Wherever the word "View" turns up in a line of the entries, copy that line.

Material supplied
===============
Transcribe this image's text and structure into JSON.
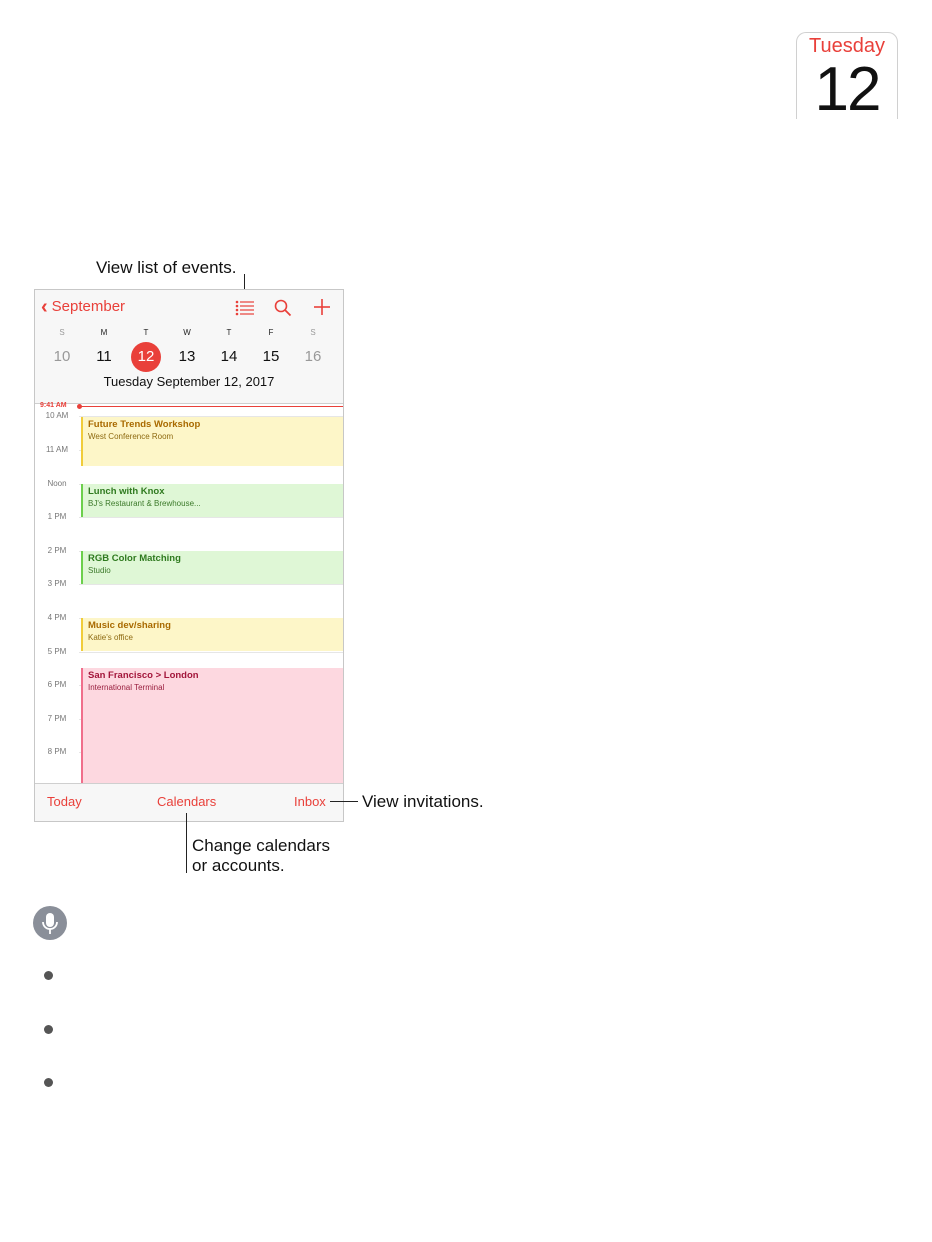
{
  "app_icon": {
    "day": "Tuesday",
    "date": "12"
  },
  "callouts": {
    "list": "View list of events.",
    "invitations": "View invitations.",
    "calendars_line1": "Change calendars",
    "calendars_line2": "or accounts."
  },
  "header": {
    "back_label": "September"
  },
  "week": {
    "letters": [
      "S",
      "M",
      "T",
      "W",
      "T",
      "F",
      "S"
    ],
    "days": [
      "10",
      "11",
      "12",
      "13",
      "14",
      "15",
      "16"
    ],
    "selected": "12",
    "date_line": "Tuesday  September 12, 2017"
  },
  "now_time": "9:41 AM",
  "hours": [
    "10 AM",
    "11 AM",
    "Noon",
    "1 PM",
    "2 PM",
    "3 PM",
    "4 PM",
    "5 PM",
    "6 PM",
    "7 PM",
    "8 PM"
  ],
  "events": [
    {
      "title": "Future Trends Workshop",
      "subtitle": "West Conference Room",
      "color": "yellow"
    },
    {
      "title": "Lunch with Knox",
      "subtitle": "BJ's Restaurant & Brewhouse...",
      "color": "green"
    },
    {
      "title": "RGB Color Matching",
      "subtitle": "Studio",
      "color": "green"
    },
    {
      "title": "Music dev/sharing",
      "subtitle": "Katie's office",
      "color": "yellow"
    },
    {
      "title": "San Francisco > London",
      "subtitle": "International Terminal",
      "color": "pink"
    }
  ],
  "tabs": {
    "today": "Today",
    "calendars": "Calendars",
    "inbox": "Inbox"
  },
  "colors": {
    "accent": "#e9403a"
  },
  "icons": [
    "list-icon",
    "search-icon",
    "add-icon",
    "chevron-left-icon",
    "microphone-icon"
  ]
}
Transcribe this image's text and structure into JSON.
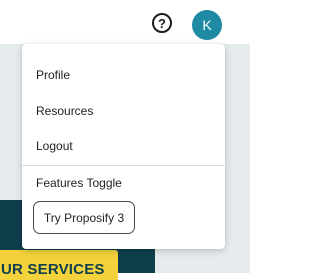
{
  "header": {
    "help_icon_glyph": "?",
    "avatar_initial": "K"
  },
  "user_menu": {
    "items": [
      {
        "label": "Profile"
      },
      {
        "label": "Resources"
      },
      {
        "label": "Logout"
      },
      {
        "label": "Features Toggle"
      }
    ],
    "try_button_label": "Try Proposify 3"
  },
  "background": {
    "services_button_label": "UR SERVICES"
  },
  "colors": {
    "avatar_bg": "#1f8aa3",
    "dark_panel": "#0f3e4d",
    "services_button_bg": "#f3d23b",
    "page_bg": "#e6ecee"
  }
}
===============
Answer
    "list": "View list of events.",
    "invitations": "View invitations.",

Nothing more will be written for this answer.